◆ **What you will do**
Read the records below. Copy each line where the string "containing" occurs.

◆ **Listed records**
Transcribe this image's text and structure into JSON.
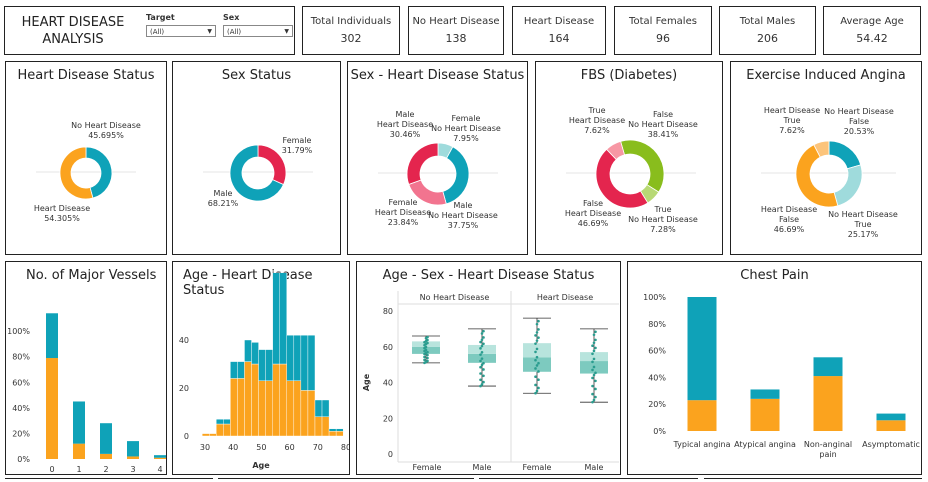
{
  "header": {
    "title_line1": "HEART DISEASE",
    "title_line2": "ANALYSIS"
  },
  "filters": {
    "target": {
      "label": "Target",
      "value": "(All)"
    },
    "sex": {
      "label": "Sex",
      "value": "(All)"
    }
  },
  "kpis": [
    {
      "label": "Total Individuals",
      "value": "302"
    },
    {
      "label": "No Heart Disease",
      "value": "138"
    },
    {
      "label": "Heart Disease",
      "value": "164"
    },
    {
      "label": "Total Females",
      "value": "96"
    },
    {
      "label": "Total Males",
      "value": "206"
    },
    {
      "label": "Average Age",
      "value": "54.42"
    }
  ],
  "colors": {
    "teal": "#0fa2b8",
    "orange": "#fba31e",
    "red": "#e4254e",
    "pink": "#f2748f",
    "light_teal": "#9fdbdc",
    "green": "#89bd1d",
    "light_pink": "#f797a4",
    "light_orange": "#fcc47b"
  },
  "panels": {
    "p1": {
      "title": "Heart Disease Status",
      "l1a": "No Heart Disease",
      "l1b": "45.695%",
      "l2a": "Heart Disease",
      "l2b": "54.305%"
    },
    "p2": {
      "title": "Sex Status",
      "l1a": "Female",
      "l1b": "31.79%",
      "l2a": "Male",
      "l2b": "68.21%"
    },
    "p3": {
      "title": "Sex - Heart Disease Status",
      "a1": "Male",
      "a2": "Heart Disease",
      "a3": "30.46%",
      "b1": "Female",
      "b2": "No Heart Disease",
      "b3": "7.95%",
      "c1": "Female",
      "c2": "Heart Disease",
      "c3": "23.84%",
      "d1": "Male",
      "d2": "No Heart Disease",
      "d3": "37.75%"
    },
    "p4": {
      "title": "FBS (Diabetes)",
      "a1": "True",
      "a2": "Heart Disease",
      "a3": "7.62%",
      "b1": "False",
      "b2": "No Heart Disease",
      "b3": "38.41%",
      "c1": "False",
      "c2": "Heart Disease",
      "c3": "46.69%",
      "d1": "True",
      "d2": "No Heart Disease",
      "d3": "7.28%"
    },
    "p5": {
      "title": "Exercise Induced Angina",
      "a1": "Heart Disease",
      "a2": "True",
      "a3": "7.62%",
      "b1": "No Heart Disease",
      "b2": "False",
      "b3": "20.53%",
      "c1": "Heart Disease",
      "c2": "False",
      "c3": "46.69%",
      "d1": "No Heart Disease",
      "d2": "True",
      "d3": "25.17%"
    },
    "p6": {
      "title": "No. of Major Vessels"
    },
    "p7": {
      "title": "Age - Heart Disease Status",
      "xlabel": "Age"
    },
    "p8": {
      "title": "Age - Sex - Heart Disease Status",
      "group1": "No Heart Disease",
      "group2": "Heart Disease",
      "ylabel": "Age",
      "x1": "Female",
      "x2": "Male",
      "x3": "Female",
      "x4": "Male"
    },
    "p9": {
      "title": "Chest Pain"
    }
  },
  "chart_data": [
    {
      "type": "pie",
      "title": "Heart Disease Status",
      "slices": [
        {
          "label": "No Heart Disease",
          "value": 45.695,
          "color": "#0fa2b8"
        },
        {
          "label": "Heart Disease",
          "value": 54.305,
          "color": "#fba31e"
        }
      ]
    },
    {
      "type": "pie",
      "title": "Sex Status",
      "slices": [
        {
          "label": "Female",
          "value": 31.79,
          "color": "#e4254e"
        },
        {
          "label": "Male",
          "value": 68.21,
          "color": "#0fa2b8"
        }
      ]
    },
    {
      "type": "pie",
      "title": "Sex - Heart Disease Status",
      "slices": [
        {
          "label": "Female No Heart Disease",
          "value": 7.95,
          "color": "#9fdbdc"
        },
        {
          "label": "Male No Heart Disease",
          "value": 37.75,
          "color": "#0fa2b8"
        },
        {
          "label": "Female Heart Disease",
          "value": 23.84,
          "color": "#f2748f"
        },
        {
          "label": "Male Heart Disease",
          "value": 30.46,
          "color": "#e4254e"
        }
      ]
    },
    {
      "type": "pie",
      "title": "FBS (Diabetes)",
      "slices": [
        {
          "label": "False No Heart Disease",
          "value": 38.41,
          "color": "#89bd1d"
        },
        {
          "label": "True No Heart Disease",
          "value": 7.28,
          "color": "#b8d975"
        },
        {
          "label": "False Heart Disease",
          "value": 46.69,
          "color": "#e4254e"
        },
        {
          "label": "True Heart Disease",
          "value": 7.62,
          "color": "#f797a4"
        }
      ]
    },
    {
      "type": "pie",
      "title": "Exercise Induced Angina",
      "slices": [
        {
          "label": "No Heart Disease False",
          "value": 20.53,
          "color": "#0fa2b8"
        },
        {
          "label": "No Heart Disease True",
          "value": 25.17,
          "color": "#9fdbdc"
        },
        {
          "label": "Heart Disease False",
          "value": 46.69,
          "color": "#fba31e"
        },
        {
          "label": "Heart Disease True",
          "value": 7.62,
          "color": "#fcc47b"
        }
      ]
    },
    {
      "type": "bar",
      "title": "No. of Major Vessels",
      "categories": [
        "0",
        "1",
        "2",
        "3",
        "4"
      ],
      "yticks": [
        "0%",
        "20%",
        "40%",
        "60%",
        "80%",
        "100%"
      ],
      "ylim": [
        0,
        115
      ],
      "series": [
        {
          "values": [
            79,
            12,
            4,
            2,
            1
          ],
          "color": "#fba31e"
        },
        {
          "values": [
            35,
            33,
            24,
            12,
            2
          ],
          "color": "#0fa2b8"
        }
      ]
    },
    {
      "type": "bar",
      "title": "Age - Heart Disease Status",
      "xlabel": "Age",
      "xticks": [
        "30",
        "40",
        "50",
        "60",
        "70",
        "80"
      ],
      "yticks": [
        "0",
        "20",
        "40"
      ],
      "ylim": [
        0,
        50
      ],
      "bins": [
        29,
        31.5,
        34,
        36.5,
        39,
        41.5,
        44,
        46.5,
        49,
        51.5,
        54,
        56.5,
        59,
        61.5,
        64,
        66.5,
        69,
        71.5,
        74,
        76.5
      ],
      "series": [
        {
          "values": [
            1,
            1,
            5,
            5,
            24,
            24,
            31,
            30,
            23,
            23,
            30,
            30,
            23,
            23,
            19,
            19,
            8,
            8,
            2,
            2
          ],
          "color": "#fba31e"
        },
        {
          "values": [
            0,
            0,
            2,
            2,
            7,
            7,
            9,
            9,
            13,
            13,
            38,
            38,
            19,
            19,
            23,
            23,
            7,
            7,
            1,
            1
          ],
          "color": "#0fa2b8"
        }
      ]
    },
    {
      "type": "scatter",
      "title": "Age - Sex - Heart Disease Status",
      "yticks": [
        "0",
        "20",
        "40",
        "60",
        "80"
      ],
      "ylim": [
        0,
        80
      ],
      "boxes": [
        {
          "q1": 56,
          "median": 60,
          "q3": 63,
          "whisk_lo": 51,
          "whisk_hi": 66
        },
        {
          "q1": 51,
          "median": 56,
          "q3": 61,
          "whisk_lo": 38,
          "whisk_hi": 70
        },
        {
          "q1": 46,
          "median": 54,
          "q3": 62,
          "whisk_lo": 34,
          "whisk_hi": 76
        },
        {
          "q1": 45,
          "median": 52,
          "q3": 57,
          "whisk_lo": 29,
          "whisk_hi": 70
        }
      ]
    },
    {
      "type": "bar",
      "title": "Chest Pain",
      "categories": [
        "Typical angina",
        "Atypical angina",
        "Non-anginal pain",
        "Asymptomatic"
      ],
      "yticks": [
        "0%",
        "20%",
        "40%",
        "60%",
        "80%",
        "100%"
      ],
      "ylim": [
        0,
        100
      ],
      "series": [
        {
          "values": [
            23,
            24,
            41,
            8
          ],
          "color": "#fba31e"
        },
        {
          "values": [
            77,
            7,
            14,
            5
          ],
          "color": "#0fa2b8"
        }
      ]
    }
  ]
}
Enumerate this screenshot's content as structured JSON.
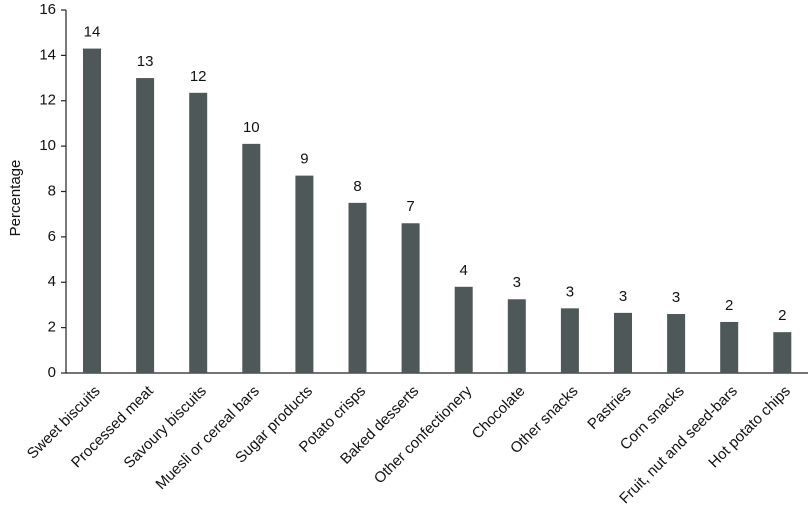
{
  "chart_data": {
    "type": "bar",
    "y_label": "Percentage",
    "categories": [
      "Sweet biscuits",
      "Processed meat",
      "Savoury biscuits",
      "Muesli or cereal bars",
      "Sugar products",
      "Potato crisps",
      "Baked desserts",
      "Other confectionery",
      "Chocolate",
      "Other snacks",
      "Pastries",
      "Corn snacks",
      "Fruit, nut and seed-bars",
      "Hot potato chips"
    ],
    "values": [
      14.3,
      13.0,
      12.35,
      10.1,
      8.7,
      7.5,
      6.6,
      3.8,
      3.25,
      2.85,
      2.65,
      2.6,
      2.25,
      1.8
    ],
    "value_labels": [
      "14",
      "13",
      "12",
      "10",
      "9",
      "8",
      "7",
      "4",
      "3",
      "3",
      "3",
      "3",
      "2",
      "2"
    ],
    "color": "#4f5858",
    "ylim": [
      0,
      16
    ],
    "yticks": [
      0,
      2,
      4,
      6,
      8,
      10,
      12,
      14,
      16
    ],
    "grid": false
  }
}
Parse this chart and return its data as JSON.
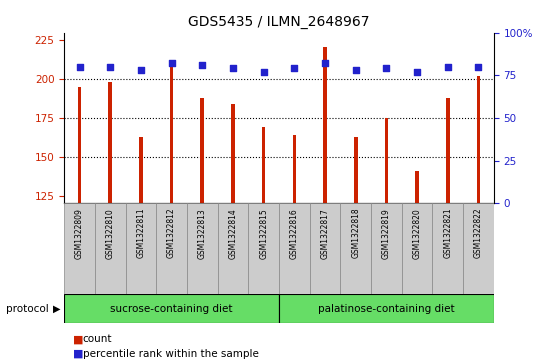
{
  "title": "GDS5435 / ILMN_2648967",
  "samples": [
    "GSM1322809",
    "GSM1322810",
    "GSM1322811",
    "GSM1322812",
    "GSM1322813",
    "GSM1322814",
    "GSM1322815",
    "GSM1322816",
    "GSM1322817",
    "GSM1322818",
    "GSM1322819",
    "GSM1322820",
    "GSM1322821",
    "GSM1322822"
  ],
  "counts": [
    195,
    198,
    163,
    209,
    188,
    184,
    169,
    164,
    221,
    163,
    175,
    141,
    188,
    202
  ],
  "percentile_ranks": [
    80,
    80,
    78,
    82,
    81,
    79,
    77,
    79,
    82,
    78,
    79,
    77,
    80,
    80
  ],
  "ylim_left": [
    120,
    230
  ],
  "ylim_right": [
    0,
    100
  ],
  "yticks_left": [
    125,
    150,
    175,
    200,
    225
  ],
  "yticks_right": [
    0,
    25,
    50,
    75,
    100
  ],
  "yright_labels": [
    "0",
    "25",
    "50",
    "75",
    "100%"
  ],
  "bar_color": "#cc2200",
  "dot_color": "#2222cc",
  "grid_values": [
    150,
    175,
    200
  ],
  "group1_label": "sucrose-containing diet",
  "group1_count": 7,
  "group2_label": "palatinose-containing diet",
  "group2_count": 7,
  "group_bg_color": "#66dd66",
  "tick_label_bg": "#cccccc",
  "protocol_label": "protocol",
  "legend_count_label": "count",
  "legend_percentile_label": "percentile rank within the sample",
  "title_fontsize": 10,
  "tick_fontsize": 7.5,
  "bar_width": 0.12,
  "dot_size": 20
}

◆ **Result of this exercise**
  "group1_label": "sucrose-containing diet",
  "group2_label": "palatinose-containing diet",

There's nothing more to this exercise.